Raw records
** START **

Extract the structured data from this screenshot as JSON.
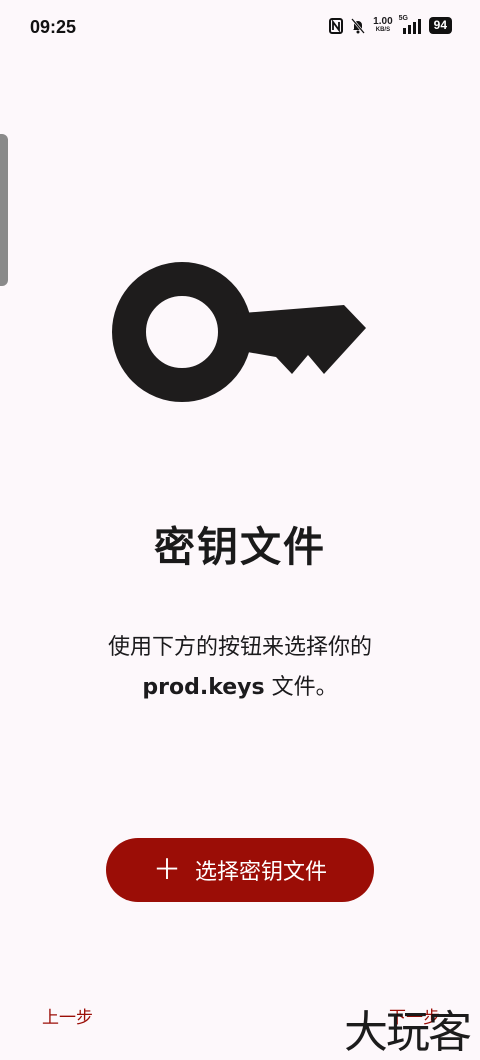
{
  "status_bar": {
    "time": "09:25",
    "net_speed_value": "1.00",
    "net_speed_unit": "KB/S",
    "network_type": "5G",
    "battery": "94",
    "icons": [
      "nfc-icon",
      "bell-muted-icon",
      "signal-icon"
    ]
  },
  "main": {
    "icon": "key-icon",
    "title": "密钥文件",
    "description_line1": "使用下方的按钮来选择你的",
    "description_file": "prod.keys",
    "description_line2_suffix": " 文件。",
    "select_button_icon": "＋",
    "select_button_label": "选择密钥文件"
  },
  "footer": {
    "prev_label": "上一步",
    "next_label": "下一步"
  },
  "watermark": "大玩客",
  "colors": {
    "background": "#fdf8fb",
    "accent": "#9b0d06",
    "text": "#1c1b1d"
  }
}
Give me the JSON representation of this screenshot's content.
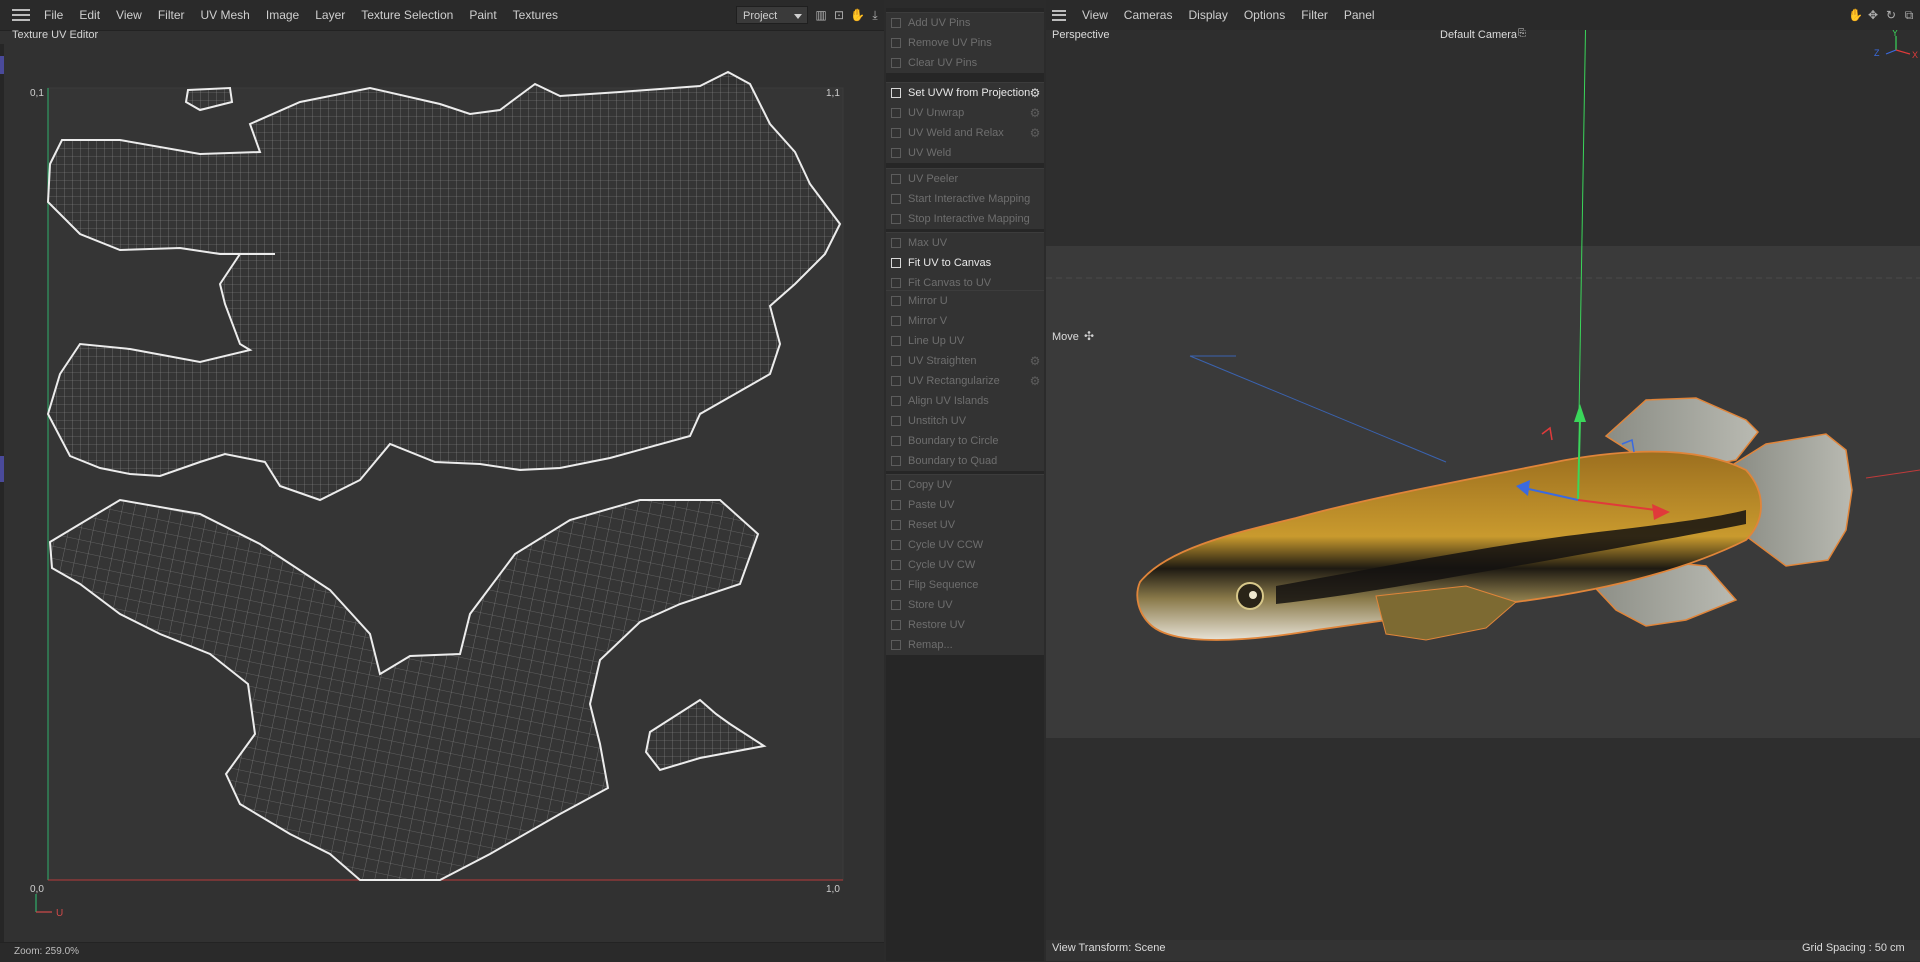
{
  "uv_editor": {
    "menu": [
      "File",
      "Edit",
      "View",
      "Filter",
      "UV Mesh",
      "Image",
      "Layer",
      "Texture Selection",
      "Paint",
      "Textures"
    ],
    "mode_select": "Project",
    "panel_title": "Texture UV Editor",
    "corner_labels": {
      "top_left": "0,1",
      "top_right": "1,1",
      "bottom_left": "0,0",
      "bottom_right": "1,0",
      "axis_u": "U"
    },
    "status": "Zoom: 259.0%"
  },
  "commands": {
    "groups": [
      {
        "items": [
          {
            "label": "Add UV Pins",
            "enabled": false,
            "icon": "pin-add-icon"
          },
          {
            "label": "Remove UV Pins",
            "enabled": false,
            "icon": "pin-remove-icon"
          },
          {
            "label": "Clear UV Pins",
            "enabled": false,
            "icon": "clear-icon"
          }
        ]
      },
      {
        "items": [
          {
            "label": "Set UVW from Projection",
            "enabled": true,
            "gear": true,
            "icon": "projection-icon"
          },
          {
            "label": "UV Unwrap",
            "enabled": false,
            "gear": true,
            "icon": "unwrap-icon"
          },
          {
            "label": "UV Weld and Relax",
            "enabled": false,
            "gear": true,
            "icon": "weld-relax-icon"
          },
          {
            "label": "UV Weld",
            "enabled": false,
            "icon": "weld-icon"
          }
        ]
      },
      {
        "items": [
          {
            "label": "UV Peeler",
            "enabled": false,
            "icon": "peeler-icon"
          },
          {
            "label": "Start Interactive Mapping",
            "enabled": false,
            "icon": "play-icon"
          },
          {
            "label": "Stop Interactive Mapping",
            "enabled": false,
            "icon": "stop-icon"
          }
        ]
      },
      {
        "items": [
          {
            "label": "Max UV",
            "enabled": false,
            "icon": "max-icon"
          },
          {
            "label": "Fit UV to Canvas",
            "enabled": true,
            "icon": "fit-icon"
          },
          {
            "label": "Fit Canvas to UV",
            "enabled": false,
            "icon": "fit-canvas-icon"
          }
        ]
      },
      {
        "items": [
          {
            "label": "Mirror U",
            "enabled": false,
            "icon": "mirror-u-icon"
          },
          {
            "label": "Mirror V",
            "enabled": false,
            "icon": "mirror-v-icon"
          },
          {
            "label": "Line Up UV",
            "enabled": false,
            "icon": "line-up-icon"
          },
          {
            "label": "UV Straighten",
            "enabled": false,
            "gear": true,
            "icon": "straighten-icon"
          },
          {
            "label": "UV Rectangularize",
            "enabled": false,
            "gear": true,
            "icon": "rectangularize-icon"
          },
          {
            "label": "Align UV Islands",
            "enabled": false,
            "icon": "align-icon"
          },
          {
            "label": "Unstitch UV",
            "enabled": false,
            "icon": "unstitch-icon"
          },
          {
            "label": "Boundary to Circle",
            "enabled": false,
            "icon": "circle-icon"
          },
          {
            "label": "Boundary to Quad",
            "enabled": false,
            "icon": "quad-icon"
          }
        ]
      },
      {
        "items": [
          {
            "label": "Copy UV",
            "enabled": false,
            "icon": "copy-icon"
          },
          {
            "label": "Paste UV",
            "enabled": false,
            "icon": "paste-icon"
          },
          {
            "label": "Reset UV",
            "enabled": false,
            "icon": "reset-icon"
          },
          {
            "label": "Cycle UV CCW",
            "enabled": false,
            "icon": "cycle-ccw-icon"
          },
          {
            "label": "Cycle UV CW",
            "enabled": false,
            "icon": "cycle-cw-icon"
          },
          {
            "label": "Flip Sequence",
            "enabled": false,
            "icon": "flip-icon"
          },
          {
            "label": "Store UV",
            "enabled": false,
            "icon": "store-icon"
          },
          {
            "label": "Restore UV",
            "enabled": false,
            "icon": "restore-icon"
          },
          {
            "label": "Remap...",
            "enabled": false,
            "icon": "remap-icon"
          }
        ]
      }
    ]
  },
  "viewport": {
    "menu": [
      "View",
      "Cameras",
      "Display",
      "Options",
      "Filter",
      "Panel"
    ],
    "projection": "Perspective",
    "camera": "Default Camera",
    "tool": "Move",
    "view_transform": "View Transform: Scene",
    "grid_spacing": "Grid Spacing : 50 cm",
    "axis_labels": [
      "Y",
      "Z",
      "X"
    ]
  },
  "colors": {
    "selection_outline": "#e0853a",
    "axis_x": "#e03a3a",
    "axis_y": "#3ad65a",
    "axis_z": "#3a6ae0",
    "uv_wire": "#d8d8d8"
  }
}
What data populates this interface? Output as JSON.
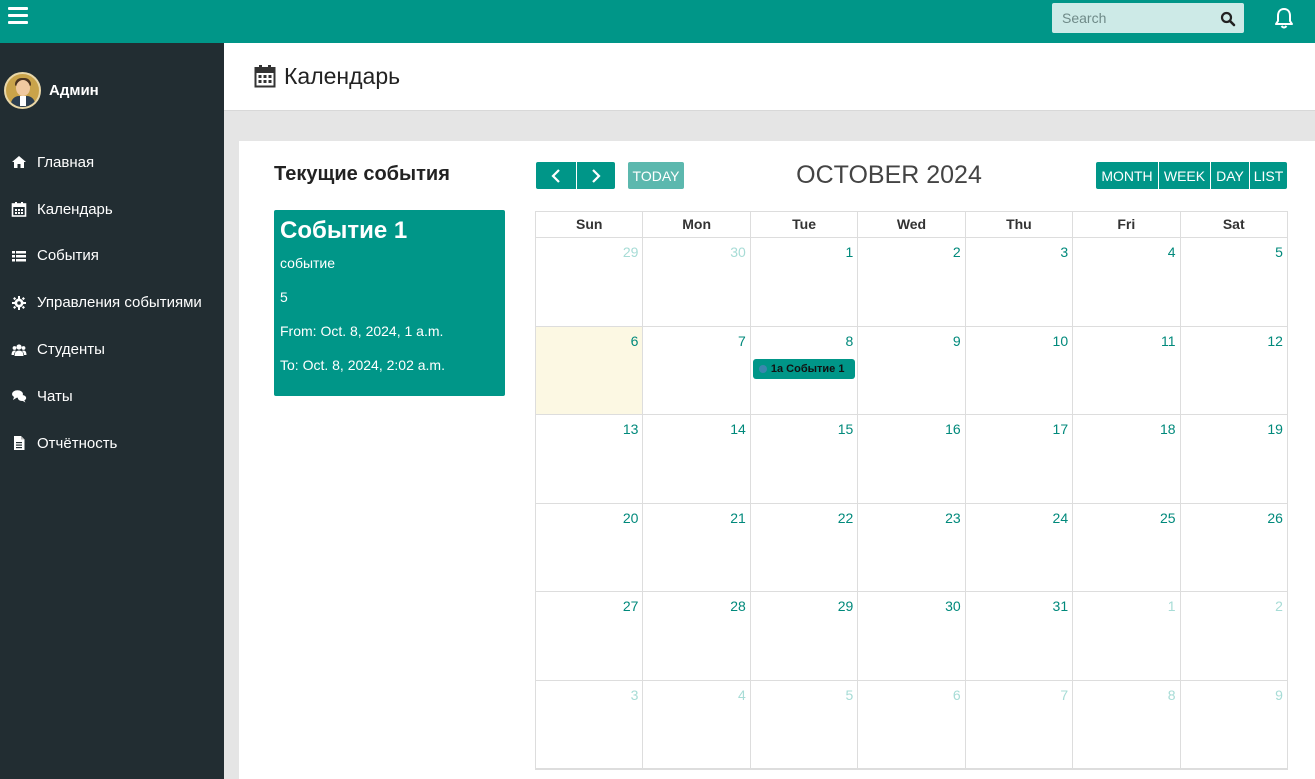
{
  "topbar": {
    "search_placeholder": "Search",
    "menu_icon": "hamburger-icon",
    "search_icon": "search-icon",
    "notifications_icon": "bell-icon",
    "color": "#009688"
  },
  "sidebar": {
    "user_name": "Админ",
    "items": [
      {
        "label": "Главная",
        "icon": "home-icon"
      },
      {
        "label": "Календарь",
        "icon": "calendar-icon"
      },
      {
        "label": "События",
        "icon": "list-icon"
      },
      {
        "label": "Управления событиями",
        "icon": "gear-icon"
      },
      {
        "label": "Студенты",
        "icon": "users-icon"
      },
      {
        "label": "Чаты",
        "icon": "chat-icon"
      },
      {
        "label": "Отчётность",
        "icon": "document-icon"
      }
    ]
  },
  "header": {
    "title": "Календарь",
    "icon": "calendar-icon"
  },
  "current_events": {
    "title": "Текущие события",
    "events": [
      {
        "title": "Событие 1",
        "description": "событие",
        "number": "5",
        "from": "From: Oct. 8, 2024, 1 a.m.",
        "to": "To: Oct. 8, 2024, 2:02 a.m."
      }
    ]
  },
  "calendar": {
    "title": "OCTOBER 2024",
    "today_label": "TODAY",
    "view_buttons": [
      "MONTH",
      "WEEK",
      "DAY",
      "LIST"
    ],
    "weekdays": [
      "Sun",
      "Mon",
      "Tue",
      "Wed",
      "Thu",
      "Fri",
      "Sat"
    ],
    "weeks": [
      [
        "29",
        "30",
        "1",
        "2",
        "3",
        "4",
        "5"
      ],
      [
        "6",
        "7",
        "8",
        "9",
        "10",
        "11",
        "12"
      ],
      [
        "13",
        "14",
        "15",
        "16",
        "17",
        "18",
        "19"
      ],
      [
        "20",
        "21",
        "22",
        "23",
        "24",
        "25",
        "26"
      ],
      [
        "27",
        "28",
        "29",
        "30",
        "31",
        "1",
        "2"
      ],
      [
        "3",
        "4",
        "5",
        "6",
        "7",
        "8",
        "9"
      ]
    ],
    "event": {
      "time": "1a",
      "title": "Событие 1"
    },
    "colors": {
      "accent": "#009688",
      "today_bg": "#fcf8e3",
      "day_number": "#00897b",
      "other_month_number": "#a7dcd6"
    }
  }
}
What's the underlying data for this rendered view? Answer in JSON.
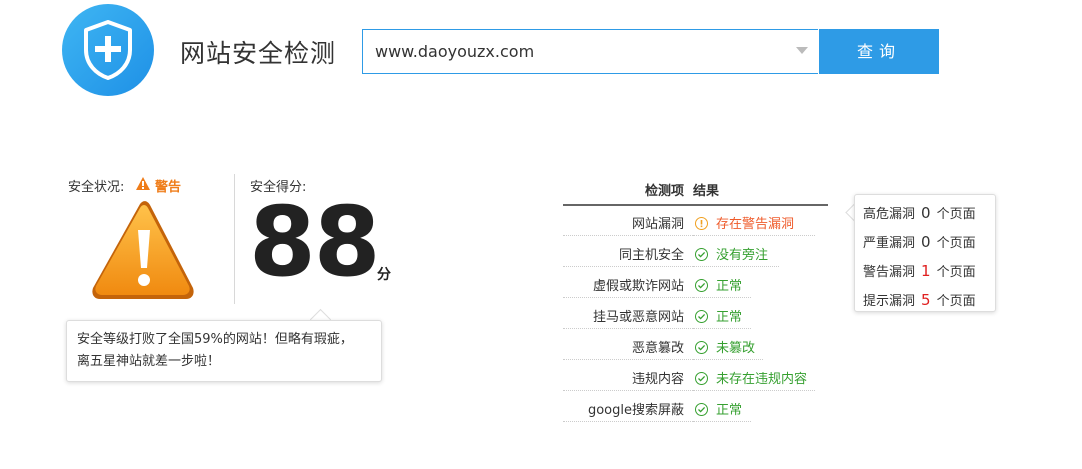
{
  "header": {
    "site_title": "网站安全检测",
    "search_value": "www.daoyouzx.com",
    "search_button": "查询"
  },
  "status": {
    "label": "安全状况:",
    "level": "警告",
    "score_label": "安全得分:",
    "score": "88",
    "score_unit": "分",
    "note_line1": "安全等级打败了全国59%的网站！但略有瑕疵，",
    "note_line2": "离五星神站就差一步啦！"
  },
  "table": {
    "col_item": "检测项",
    "col_result": "结果",
    "rows": [
      {
        "item": "网站漏洞",
        "result": "存在警告漏洞",
        "state": "warn"
      },
      {
        "item": "同主机安全",
        "result": "没有旁注",
        "state": "ok"
      },
      {
        "item": "虚假或欺诈网站",
        "result": "正常",
        "state": "ok"
      },
      {
        "item": "挂马或恶意网站",
        "result": "正常",
        "state": "ok"
      },
      {
        "item": "恶意篡改",
        "result": "未篡改",
        "state": "ok"
      },
      {
        "item": "违规内容",
        "result": "未存在违规内容",
        "state": "ok"
      },
      {
        "item": "google搜索屏蔽",
        "result": "正常",
        "state": "ok"
      }
    ]
  },
  "vulns": [
    {
      "label": "高危漏洞",
      "count": "0",
      "unit": "个页面",
      "highlight": false
    },
    {
      "label": "严重漏洞",
      "count": "0",
      "unit": "个页面",
      "highlight": false
    },
    {
      "label": "警告漏洞",
      "count": "1",
      "unit": "个页面",
      "highlight": true
    },
    {
      "label": "提示漏洞",
      "count": "5",
      "unit": "个页面",
      "highlight": true
    }
  ],
  "colors": {
    "accent": "#2e9be6",
    "warning": "#ef7d1a",
    "ok": "#36a030",
    "danger": "#e02020"
  }
}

** END **

• **REQUIRED TASK**:
Indicate how many lines of the material include the word "What"; the number alone is required.

• **TASK SOLUTION**:
2